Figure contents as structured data
------------------------------------
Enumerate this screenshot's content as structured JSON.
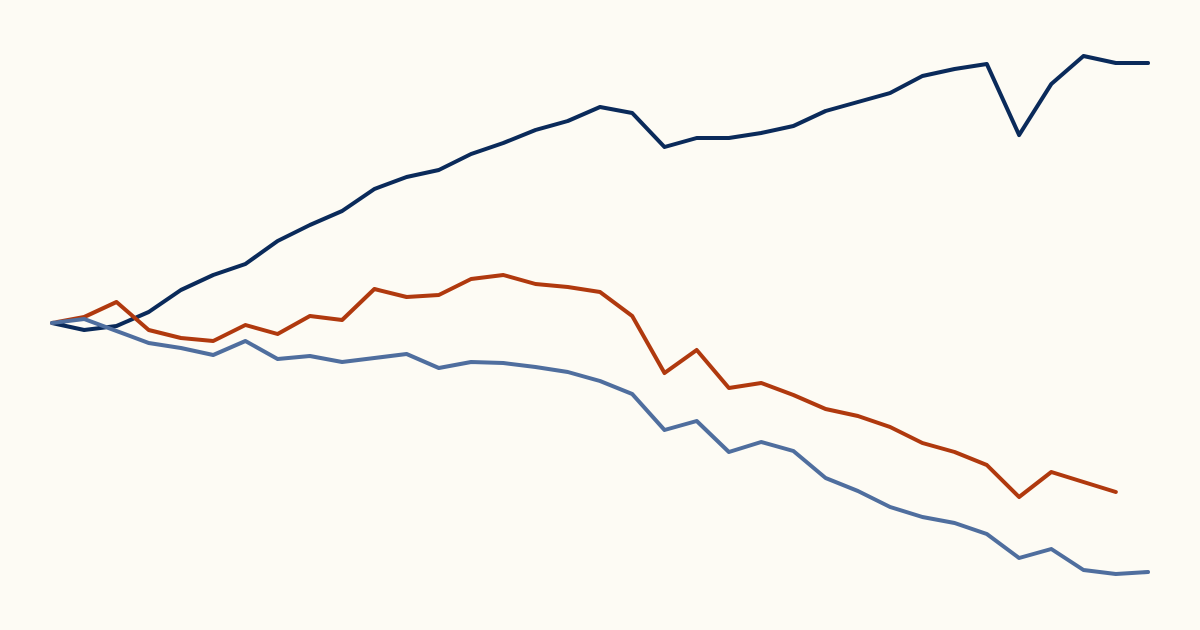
{
  "chart_data": {
    "type": "line",
    "categories": [
      null,
      null,
      null,
      null,
      null,
      null,
      null,
      null,
      null,
      null,
      null,
      null,
      null,
      null,
      null,
      null,
      null,
      null,
      null,
      null,
      null,
      null,
      null,
      null,
      null,
      null,
      null,
      null,
      null,
      null,
      null,
      null,
      null,
      null,
      null
    ],
    "series": [
      {
        "color": "#0a2a5a",
        "values": [
          0,
          -7,
          -3,
          11,
          33,
          48,
          59,
          82,
          98,
          112,
          134,
          146,
          153,
          169,
          180,
          193,
          202,
          216,
          210,
          176,
          185,
          185,
          190,
          197,
          212,
          221,
          230,
          247,
          254,
          259,
          188,
          239,
          267,
          260,
          260
        ]
      },
      {
        "color": "#b0390e",
        "values": [
          0,
          6,
          21,
          -7,
          -15,
          -18,
          -2,
          -11,
          7,
          3,
          34,
          26,
          28,
          44,
          48,
          39,
          36,
          31,
          7,
          -50,
          -27,
          -65,
          -60,
          -72,
          -86,
          -93,
          -104,
          -120,
          -129,
          -142,
          -174,
          -149,
          -159,
          -169,
          null
        ]
      },
      {
        "color": "#4f6e9e",
        "values": [
          0,
          4,
          -8,
          -20,
          -25,
          -32,
          -18,
          -36,
          -33,
          -39,
          -35,
          -31,
          -45,
          -39,
          -40,
          -44,
          -49,
          -58,
          -71,
          -107,
          -98,
          -129,
          -119,
          -128,
          -155,
          -168,
          -184,
          -194,
          -200,
          -211,
          -235,
          -226,
          -247,
          -251,
          -249
        ]
      }
    ]
  }
}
------------------------------------
Set exercise:
Without the pictures, retype the whole of the material above exactly.

Written response:
Enumerate this screenshot's content as structured JSON.
{
  "chart_data": {
    "type": "line",
    "categories": [
      null,
      null,
      null,
      null,
      null,
      null,
      null,
      null,
      null,
      null,
      null,
      null,
      null,
      null,
      null,
      null,
      null,
      null,
      null,
      null,
      null,
      null,
      null,
      null,
      null,
      null,
      null,
      null,
      null,
      null,
      null,
      null,
      null,
      null,
      null
    ],
    "series": [
      {
        "color": "#0a2a5a",
        "values": [
          0,
          -7,
          -3,
          11,
          33,
          48,
          59,
          82,
          98,
          112,
          134,
          146,
          153,
          169,
          180,
          193,
          202,
          216,
          210,
          176,
          185,
          185,
          190,
          197,
          212,
          221,
          230,
          247,
          254,
          259,
          188,
          239,
          267,
          260,
          260
        ]
      },
      {
        "color": "#b0390e",
        "values": [
          0,
          6,
          21,
          -7,
          -15,
          -18,
          -2,
          -11,
          7,
          3,
          34,
          26,
          28,
          44,
          48,
          39,
          36,
          31,
          7,
          -50,
          -27,
          -65,
          -60,
          -72,
          -86,
          -93,
          -104,
          -120,
          -129,
          -142,
          -174,
          -149,
          -159,
          -169,
          null
        ]
      },
      {
        "color": "#4f6e9e",
        "values": [
          0,
          4,
          -8,
          -20,
          -25,
          -32,
          -18,
          -36,
          -33,
          -39,
          -35,
          -31,
          -45,
          -39,
          -40,
          -44,
          -49,
          -58,
          -71,
          -107,
          -98,
          -129,
          -119,
          -128,
          -155,
          -168,
          -184,
          -194,
          -200,
          -211,
          -235,
          -226,
          -247,
          -251,
          -249
        ]
      }
    ]
  }
}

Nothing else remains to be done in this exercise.